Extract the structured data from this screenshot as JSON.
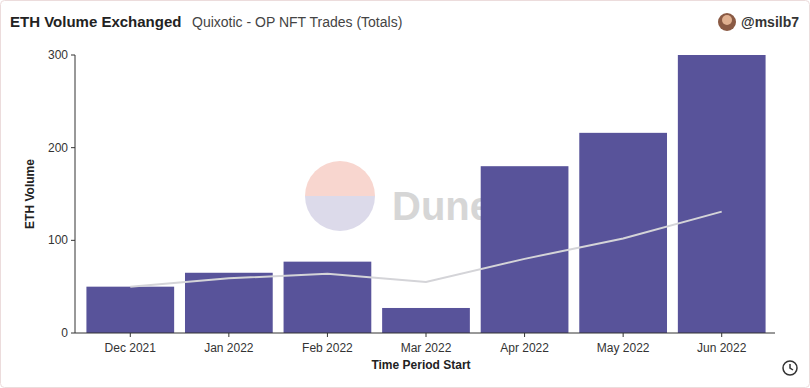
{
  "chart_data": {
    "type": "bar",
    "title": "ETH Volume Exchanged",
    "subtitle": "Quixotic - OP NFT Trades (Totals)",
    "annotations": [
      "@msilb7",
      "Dune"
    ],
    "x_label": "Time Period Start",
    "y_label": "ETH Volume",
    "categories": [
      "Dec 2021",
      "Jan 2022",
      "Feb 2022",
      "Mar 2022",
      "Apr 2022",
      "May 2022",
      "Jun 2022"
    ],
    "series": [
      {
        "type": "bar",
        "color": "#58539a",
        "values": [
          50,
          65,
          77,
          27,
          180,
          216,
          300
        ]
      },
      {
        "type": "line",
        "color": "#d4d4d8",
        "values": [
          50,
          59,
          64,
          55,
          80,
          102,
          131
        ]
      }
    ],
    "ylim": [
      0,
      300
    ],
    "yticks": [
      0,
      100,
      200,
      300
    ],
    "grid": false
  }
}
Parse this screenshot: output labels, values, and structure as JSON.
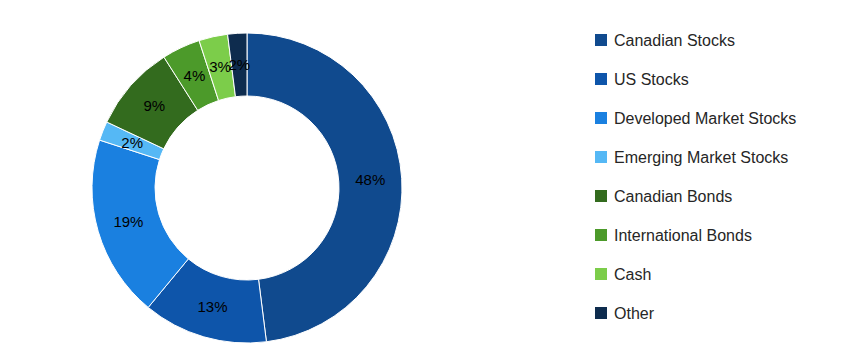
{
  "chart_data": {
    "type": "donut",
    "categories": [
      "Canadian Stocks",
      "US Stocks",
      "Developed Market Stocks",
      "Emerging Market Stocks",
      "Canadian Bonds",
      "International Bonds",
      "Cash",
      "Other"
    ],
    "values": [
      48,
      13,
      19,
      2,
      9,
      4,
      3,
      2
    ],
    "value_labels": [
      "48%",
      "13%",
      "19%",
      "2%",
      "9%",
      "4%",
      "3%",
      "2%"
    ],
    "colors": [
      "#104a8e",
      "#0e55aa",
      "#1a80e0",
      "#55b8f5",
      "#336b1e",
      "#4c9a2a",
      "#7ccd4a",
      "#0e2c4e"
    ],
    "data_labels": true,
    "legend": "right"
  }
}
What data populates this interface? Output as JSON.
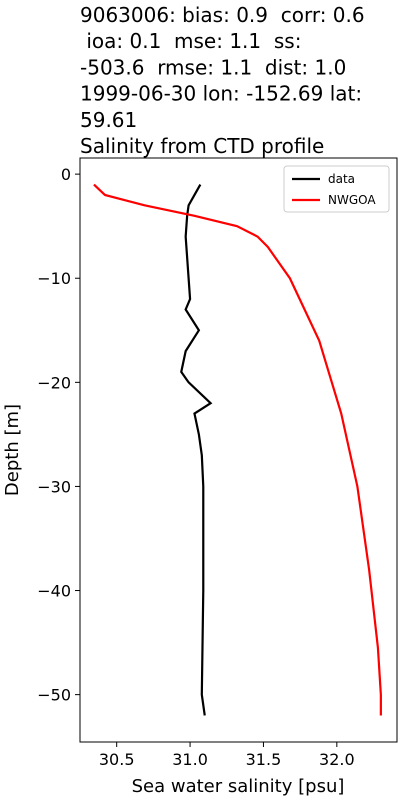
{
  "chart_data": {
    "type": "line",
    "title": [
      "9063006: bias: 0.9  corr: 0.6",
      " ioa: 0.1  mse: 1.1  ss:",
      "-503.6  rmse: 1.1  dist: 1.0",
      "1999-06-30 lon: -152.69 lat:",
      "59.61",
      "Salinity from CTD profile"
    ],
    "x_label": "Sea water salinity [psu]",
    "y_label": "Depth [m]",
    "xlim": [
      30.25,
      32.41
    ],
    "ylim": [
      -54.55,
      1.55
    ],
    "xticks": [
      30.5,
      {
        "value": 31.0,
        "label": "31.0"
      },
      31.5,
      {
        "value": 32.0,
        "label": "32.0"
      }
    ],
    "yticks": [
      0,
      {
        "value": -10,
        "label": "−10"
      },
      {
        "value": -20,
        "label": "−20"
      },
      {
        "value": -30,
        "label": "−30"
      },
      {
        "value": -40,
        "label": "−40"
      },
      {
        "value": -50,
        "label": "−50"
      }
    ],
    "legend": "upper right",
    "series": [
      {
        "name": "data",
        "color": "#000000",
        "x": [
          31.07,
          31.03,
          30.99,
          30.98,
          30.97,
          30.98,
          30.99,
          31.0,
          30.97,
          31.06,
          30.97,
          30.94,
          30.99,
          31.14,
          31.03,
          31.06,
          31.08,
          31.09,
          31.09,
          31.08,
          31.1
        ],
        "values": [
          -1,
          -2,
          -3,
          -4,
          -6,
          -8,
          -10,
          -12,
          -13,
          -15,
          -17,
          -19,
          -20,
          -22,
          -23,
          -25,
          -27,
          -30,
          -40,
          -50,
          -52
        ]
      },
      {
        "name": "NWGOA",
        "color": "#ff0000",
        "x": [
          30.345,
          30.42,
          30.69,
          31.03,
          31.32,
          31.46,
          31.53,
          31.68,
          31.88,
          32.03,
          32.14,
          32.22,
          32.28,
          32.3,
          32.3
        ],
        "values": [
          -1,
          -2,
          -3,
          -4,
          -5,
          -6,
          -7,
          -10,
          -16,
          -23,
          -30,
          -38,
          -45.5,
          -50,
          -52
        ]
      }
    ]
  }
}
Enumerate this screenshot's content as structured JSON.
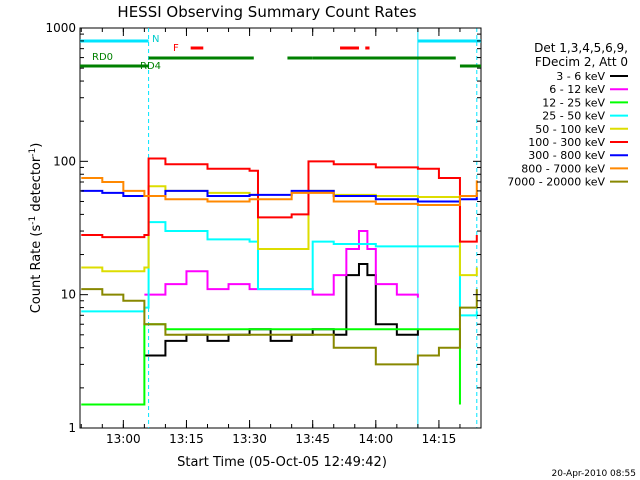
········
**Your objective:**
Every record must be copied exactly, with images dropped from the result.

**Solution to the problem:**
Extract the structured data from this screenshot as JSON.
{
  "chart_data": {
    "type": "bar",
    "title": "ETH Volume Exchanged",
    "subtitle": "Quixotic - OP NFT Trades (Totals)",
    "annotations": [
      "@msilb7",
      "Dune"
    ],
    "x_label": "Time Period Start",
    "y_label": "ETH Volume",
    "categories": [
      "Dec 2021",
      "Jan 2022",
      "Feb 2022",
      "Mar 2022",
      "Apr 2022",
      "May 2022",
      "Jun 2022"
    ],
    "series": [
      {
        "type": "bar",
        "color": "#58539a",
        "values": [
          50,
          65,
          77,
          27,
          180,
          216,
          300
        ]
      },
      {
        "type": "line",
        "color": "#d4d4d8",
        "values": [
          50,
          59,
          64,
          55,
          80,
          102,
          131
        ]
      }
    ],
    "ylim": [
      0,
      300
    ],
    "yticks": [
      0,
      100,
      200,
      300
    ],
    "grid": false
  }
}
Parse this screenshot: output labels, values, and structure as JSON.
{
  "chart_data": {
    "type": "donut",
    "categories": [
      "Canadian Stocks",
      "US Stocks",
      "Developed Market Stocks",
      "Emerging Market Stocks",
      "Canadian Bonds",
      "International Bonds",
      "Cash",
      "Other"
    ],
    "values": [
      48,
      13,
      19,
      2,
      9,
      4,
      3,
      2
    ],
    "value_labels": [
      "48%",
      "13%",
      "19%",
      "2%",
      "9%",
      "4%",
      "3%",
      "2%"
    ],
    "colors": [
      "#104a8e",
      "#0e55aa",
      "#1a80e0",
      "#55b8f5",
      "#336b1e",
      "#4c9a2a",
      "#7ccd4a",
      "#0e2c4e"
    ],
    "data_labels": true,
    "legend": "right"
  }
}
What data populates this interface? Output as JSON.
{
  "chart_data": {
    "type": "line",
    "title": [
      "9063006: bias: 0.9  corr: 0.6",
      " ioa: 0.1  mse: 1.1  ss:",
      "-503.6  rmse: 1.1  dist: 1.0",
      "1999-06-30 lon: -152.69 lat:",
      "59.61",
      "Salinity from CTD profile"
    ],
    "x_label": "Sea water salinity [psu]",
    "y_label": "Depth [m]",
    "xlim": [
      30.25,
      32.41
    ],
    "ylim": [
      -54.55,
      1.55
    ],
    "xticks": [
      30.5,
      {
        "value": 31.0,
        "label": "31.0"
      },
      31.5,
      {
        "value": 32.0,
        "label": "32.0"
      }
    ],
    "yticks": [
      0,
      {
        "value": -10,
        "label": "−10"
      },
      {
        "value": -20,
        "label": "−20"
      },
      {
        "value": -30,
        "label": "−30"
      },
      {
        "value": -40,
        "label": "−40"
      },
      {
        "value": -50,
        "label": "−50"
      }
    ],
    "legend": "upper right",
    "series": [
      {
        "name": "data",
        "color": "#000000",
        "x": [
          31.07,
          31.03,
          30.99,
          30.98,
          30.97,
          30.98,
          30.99,
          31.0,
          30.97,
          31.06,
          30.97,
          30.94,
          30.99,
          31.14,
          31.03,
          31.06,
          31.08,
          31.09,
          31.09,
          31.08,
          31.1
        ],
        "values": [
          -1,
          -2,
          -3,
          -4,
          -6,
          -8,
          -10,
          -12,
          -13,
          -15,
          -17,
          -19,
          -20,
          -22,
          -23,
          -25,
          -27,
          -30,
          -40,
          -50,
          -52
        ]
      },
      {
        "name": "NWGOA",
        "color": "#ff0000",
        "x": [
          30.345,
          30.42,
          30.69,
          31.03,
          31.32,
          31.46,
          31.53,
          31.68,
          31.88,
          32.03,
          32.14,
          32.22,
          32.28,
          32.3,
          32.3
        ],
        "values": [
          -1,
          -2,
          -3,
          -4,
          -5,
          -6,
          -7,
          -10,
          -16,
          -23,
          -30,
          -38,
          -45.5,
          -50,
          -52
        ]
      }
    ]
  }
}
Enumerate this screenshot's content as structured JSON.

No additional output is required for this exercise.